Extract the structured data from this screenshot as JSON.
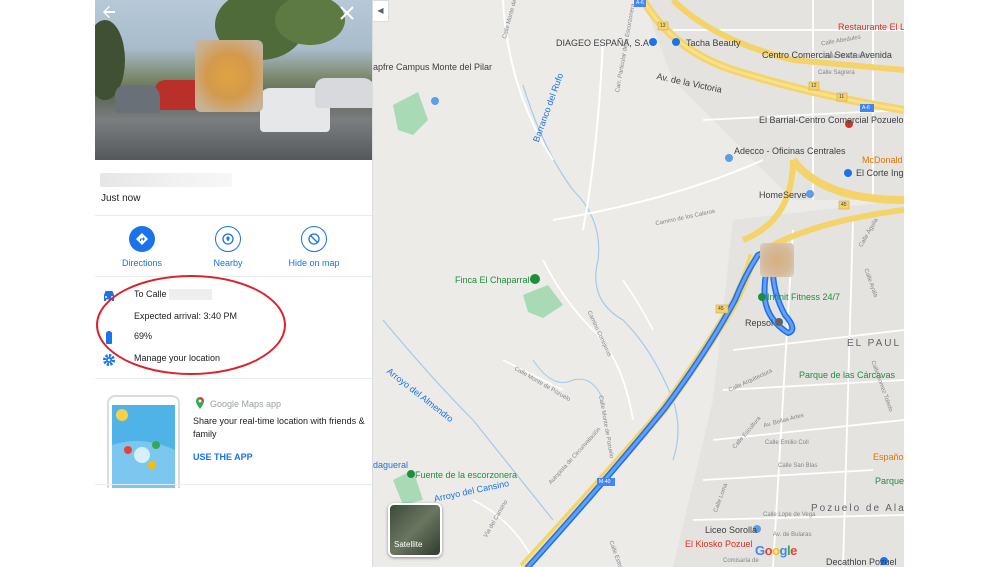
{
  "panel": {
    "time_ago": "Just now",
    "actions": [
      {
        "label": "Directions"
      },
      {
        "label": "Nearby"
      },
      {
        "label": "Hide on map"
      }
    ],
    "info": {
      "destination_prefix": "To Calle",
      "arrival": "Expected arrival: 3:40 PM",
      "battery": "69%",
      "manage": "Manage your location"
    },
    "promo": {
      "app_name": "Google Maps app",
      "text": "Share your real-time location with friends & family",
      "cta": "USE THE APP"
    }
  },
  "map": {
    "labels": {
      "diageo": "DIAGEO ESPAÑA, S.A",
      "tacha": "Tacha Beauty",
      "centro_comercial": "Centro Comercial Sexta Avenida",
      "av_victoria": "Av. de la Victoria",
      "restaurante": "Restaurante El L",
      "el_barrial": "El Barrial-Centro Comercial Pozuelo",
      "adecco": "Adecco - Oficinas Centrales",
      "mcdonalds": "McDonald",
      "corte_ingles": "El Corte Inglé",
      "homeserve": "HomeServe",
      "campus": "apfre Campus Monte del Pilar",
      "barranco": "Barranco del Rufo",
      "finca": "Finca El Chaparral",
      "infinit": "Infinit Fitness 24/7",
      "repsol": "Repsol",
      "el_paul": "EL PAUL",
      "parque_carcavas": "Parque de las Cárcavas",
      "arroyo_almendro": "Arroyo del Almendro",
      "fuente": "Fuente de la escorzonera",
      "arroyo_cansino": "Arroyo del Cansino",
      "dagueral": "dagueral",
      "espanola": "Español",
      "parque_t": "Parque de T",
      "pozuelo": "Pozuelo de Alarcón",
      "liceo": "Liceo Sorolla",
      "kiosko": "El Kiosko Pozuel",
      "decathlon": "Decathlon Pozuel",
      "comisaria": "Comisaría de",
      "m40": "M-40",
      "a6": "A-6",
      "exit45": "45",
      "exit13": "13",
      "exit12": "12",
      "exit11": "11",
      "calle_monte_pilar": "Calle Monte del Pilar",
      "camino_caleros": "Camino de los Caleros",
      "camino_conejeros": "Camino Conejeros",
      "calle_monte_pozuelo": "Calle Monte de Pozuelo",
      "calle_arquitectura": "Calle Arquitectura",
      "av_bellas_artes": "Av. Bellas Artes",
      "calle_emilio": "Calle Emilio Coll",
      "calle_escultura": "Calle Escultura",
      "calle_san_blas": "Calle San Blas",
      "av_bularas": "Av. de Bularas",
      "calle_lope": "Calle Lope de Vega",
      "autopista": "Autopista de Circunvalación",
      "carr_particular": "Carr. Particular de la Escorzonera",
      "calle_abedules": "Calle Abedules",
      "calle_amorebieta": "Calle Amorebieta",
      "calle_sagrera": "Calle Sagrera",
      "calle_aguila": "Calle Águila",
      "calle_estradas": "Calle Estradas",
      "calle_loma": "Calle Loma",
      "calle_ayala": "Calle Ayala",
      "calle_gomez": "Calle Gomez Toledo",
      "via_cansino": "Vía del Cansino",
      "calle_monte_pozuelo_2": "Calle Monte de Pozuelo"
    },
    "satellite_label": "Satellite",
    "google_logo": "Google"
  },
  "colors": {
    "accent": "#1a73e8",
    "route": "#4a90e2",
    "highway": "#f5d36b",
    "annotation": "#d9222a",
    "park": "#a8dab5"
  }
}
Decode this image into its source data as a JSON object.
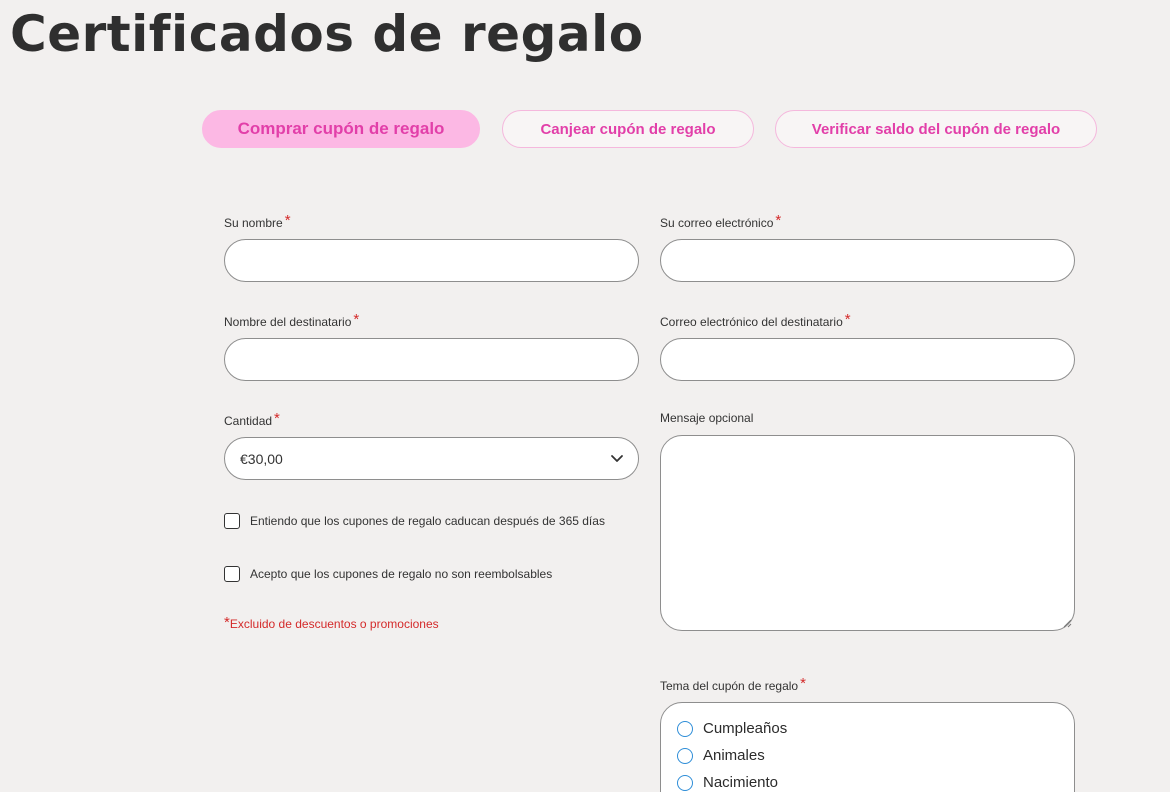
{
  "page": {
    "title": "Certificados de regalo"
  },
  "tabs": [
    {
      "label": "Comprar cupón de regalo",
      "active": true
    },
    {
      "label": "Canjear cupón de regalo",
      "active": false
    },
    {
      "label": "Verificar saldo del cupón de regalo",
      "active": false
    }
  ],
  "form": {
    "required_mark": "*",
    "your_name": {
      "label": "Su nombre",
      "value": ""
    },
    "your_email": {
      "label": "Su correo electrónico",
      "value": ""
    },
    "recipient_name": {
      "label": "Nombre del destinatario",
      "value": ""
    },
    "recipient_email": {
      "label": "Correo electrónico del destinatario",
      "value": ""
    },
    "amount": {
      "label": "Cantidad",
      "value": "€30,00"
    },
    "message": {
      "label": "Mensaje opcional",
      "value": ""
    },
    "checkboxes": [
      {
        "label": "Entiendo que los cupones de regalo caducan después de 365 días",
        "checked": false
      },
      {
        "label": "Acepto que los cupones de regalo no son reembolsables",
        "checked": false
      }
    ],
    "note": "Excluido de descuentos o promociones",
    "theme": {
      "label": "Tema del cupón de regalo",
      "options": [
        "Cumpleaños",
        "Animales",
        "Nacimiento"
      ]
    }
  },
  "icons": {
    "amount_dropdown": "chevron-down-icon",
    "textarea_resize": "resize-handle-icon"
  },
  "colors": {
    "background": "#f2f0ef",
    "accent_pink": "#e23fa9",
    "active_tab": "#fcb8e4",
    "required": "#d42a2a",
    "radio_border": "#2f8ed8"
  }
}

========================================================================

→ **REQUIREMENTS**
Extract each line from the listing that holds the word "Cansino".

→ **TASK OUTPUT**
      "arroyo_cansino": "Arroyo del Cansino",
      "via_cansino": "Vía del Cansino",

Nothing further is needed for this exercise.